** WORK REQUIRED **
Read the lines below. Copy out any that hold the string "label".

(Records excerpted from a collection)
_ _ _ _ _ _ _

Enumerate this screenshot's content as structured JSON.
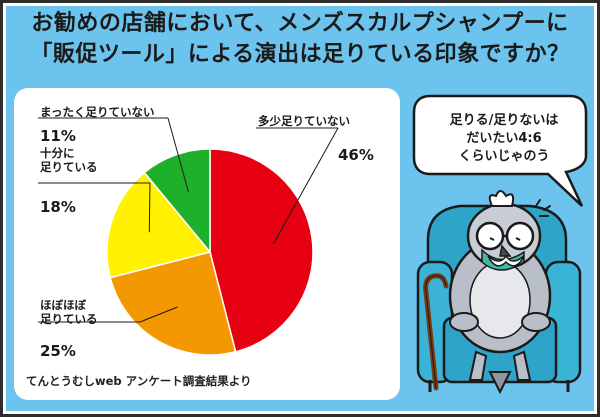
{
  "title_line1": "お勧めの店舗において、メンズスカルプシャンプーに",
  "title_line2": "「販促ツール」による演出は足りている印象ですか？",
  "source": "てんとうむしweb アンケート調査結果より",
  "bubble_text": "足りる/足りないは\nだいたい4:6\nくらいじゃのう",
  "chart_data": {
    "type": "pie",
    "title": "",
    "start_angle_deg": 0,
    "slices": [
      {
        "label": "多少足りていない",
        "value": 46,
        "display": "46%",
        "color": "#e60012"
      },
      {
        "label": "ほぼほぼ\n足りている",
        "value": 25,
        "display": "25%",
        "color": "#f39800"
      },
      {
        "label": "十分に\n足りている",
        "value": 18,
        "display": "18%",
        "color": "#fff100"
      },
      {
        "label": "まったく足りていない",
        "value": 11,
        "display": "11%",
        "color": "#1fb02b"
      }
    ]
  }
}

_ _ _ _ _ _ _

** OUTPUT BELOW **
        "label": "多少足りていない",
        "label": "ほぼほぼ\n足りている",
        "label": "十分に\n足りている",
        "label": "まったく足りていない",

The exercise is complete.